> **Given data**:

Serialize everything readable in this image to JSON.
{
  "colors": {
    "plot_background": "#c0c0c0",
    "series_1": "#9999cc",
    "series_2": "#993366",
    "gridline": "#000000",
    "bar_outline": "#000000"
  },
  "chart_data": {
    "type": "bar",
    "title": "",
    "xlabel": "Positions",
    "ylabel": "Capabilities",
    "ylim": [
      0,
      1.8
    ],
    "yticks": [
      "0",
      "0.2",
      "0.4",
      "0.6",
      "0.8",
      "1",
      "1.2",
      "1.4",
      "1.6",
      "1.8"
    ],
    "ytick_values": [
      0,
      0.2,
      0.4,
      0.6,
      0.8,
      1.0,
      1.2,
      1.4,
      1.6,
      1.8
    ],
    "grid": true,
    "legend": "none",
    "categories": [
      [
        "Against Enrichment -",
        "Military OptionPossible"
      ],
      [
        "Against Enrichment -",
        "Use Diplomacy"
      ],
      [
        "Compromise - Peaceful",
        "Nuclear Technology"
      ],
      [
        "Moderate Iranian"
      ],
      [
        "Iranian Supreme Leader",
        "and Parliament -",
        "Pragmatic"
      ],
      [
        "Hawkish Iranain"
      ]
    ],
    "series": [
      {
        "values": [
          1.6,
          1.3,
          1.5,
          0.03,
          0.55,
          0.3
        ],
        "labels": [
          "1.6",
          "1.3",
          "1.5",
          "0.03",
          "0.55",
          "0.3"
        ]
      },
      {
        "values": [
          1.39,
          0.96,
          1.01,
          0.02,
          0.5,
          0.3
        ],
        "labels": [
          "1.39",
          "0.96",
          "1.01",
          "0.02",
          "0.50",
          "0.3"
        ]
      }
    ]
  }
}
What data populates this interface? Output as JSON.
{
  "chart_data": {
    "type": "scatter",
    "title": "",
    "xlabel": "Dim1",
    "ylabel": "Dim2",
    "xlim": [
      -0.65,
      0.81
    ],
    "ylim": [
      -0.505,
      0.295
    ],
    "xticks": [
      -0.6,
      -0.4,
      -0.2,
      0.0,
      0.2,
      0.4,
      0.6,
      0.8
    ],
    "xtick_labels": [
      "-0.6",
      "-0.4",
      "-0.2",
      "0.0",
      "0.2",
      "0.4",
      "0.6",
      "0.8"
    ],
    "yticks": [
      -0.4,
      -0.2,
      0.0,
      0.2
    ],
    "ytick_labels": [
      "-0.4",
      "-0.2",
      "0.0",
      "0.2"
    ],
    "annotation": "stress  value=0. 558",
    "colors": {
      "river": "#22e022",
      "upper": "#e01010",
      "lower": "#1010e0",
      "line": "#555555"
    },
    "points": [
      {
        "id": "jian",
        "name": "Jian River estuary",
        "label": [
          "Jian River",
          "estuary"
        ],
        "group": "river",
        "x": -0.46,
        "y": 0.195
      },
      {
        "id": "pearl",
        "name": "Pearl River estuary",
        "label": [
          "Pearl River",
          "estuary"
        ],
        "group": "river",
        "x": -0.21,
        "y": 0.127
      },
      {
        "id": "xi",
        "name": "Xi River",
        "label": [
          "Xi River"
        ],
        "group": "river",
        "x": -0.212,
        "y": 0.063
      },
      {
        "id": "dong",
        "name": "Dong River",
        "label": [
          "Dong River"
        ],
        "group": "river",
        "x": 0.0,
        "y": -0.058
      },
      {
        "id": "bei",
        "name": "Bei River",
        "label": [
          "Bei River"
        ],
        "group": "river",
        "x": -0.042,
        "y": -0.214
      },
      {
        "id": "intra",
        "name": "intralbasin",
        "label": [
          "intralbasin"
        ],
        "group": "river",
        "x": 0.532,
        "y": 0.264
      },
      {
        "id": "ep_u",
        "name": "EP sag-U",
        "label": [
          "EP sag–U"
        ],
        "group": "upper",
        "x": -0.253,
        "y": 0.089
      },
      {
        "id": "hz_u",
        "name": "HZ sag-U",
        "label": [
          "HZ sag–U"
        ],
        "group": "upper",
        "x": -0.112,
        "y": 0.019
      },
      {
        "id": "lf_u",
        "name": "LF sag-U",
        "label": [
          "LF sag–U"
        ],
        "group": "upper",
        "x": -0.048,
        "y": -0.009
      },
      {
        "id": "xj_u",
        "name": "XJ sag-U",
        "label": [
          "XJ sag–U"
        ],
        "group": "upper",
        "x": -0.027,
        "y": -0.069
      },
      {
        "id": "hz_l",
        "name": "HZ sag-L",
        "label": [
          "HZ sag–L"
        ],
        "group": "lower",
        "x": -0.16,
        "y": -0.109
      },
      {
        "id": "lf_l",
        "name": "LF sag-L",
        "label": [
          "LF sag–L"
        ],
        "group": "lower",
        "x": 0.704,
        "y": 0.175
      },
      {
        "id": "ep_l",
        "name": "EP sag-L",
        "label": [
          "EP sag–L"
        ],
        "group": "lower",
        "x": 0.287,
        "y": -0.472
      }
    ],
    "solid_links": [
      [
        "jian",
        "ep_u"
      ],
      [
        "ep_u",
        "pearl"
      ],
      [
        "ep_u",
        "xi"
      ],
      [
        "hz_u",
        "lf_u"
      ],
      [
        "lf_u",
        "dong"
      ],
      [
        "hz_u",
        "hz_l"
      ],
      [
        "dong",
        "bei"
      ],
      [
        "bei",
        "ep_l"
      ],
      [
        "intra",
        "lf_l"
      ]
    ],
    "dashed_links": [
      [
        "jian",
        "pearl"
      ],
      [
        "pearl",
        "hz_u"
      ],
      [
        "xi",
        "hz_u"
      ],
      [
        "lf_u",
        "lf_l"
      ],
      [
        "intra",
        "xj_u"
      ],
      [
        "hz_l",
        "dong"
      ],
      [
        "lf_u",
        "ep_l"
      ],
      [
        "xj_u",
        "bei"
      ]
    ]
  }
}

> **Required work**: Out of the material above, gather each line where "JSON" appears.

> **Task output**:
Serialize everything readable in this image to JSON.
What data populates this interface? Output as JSON.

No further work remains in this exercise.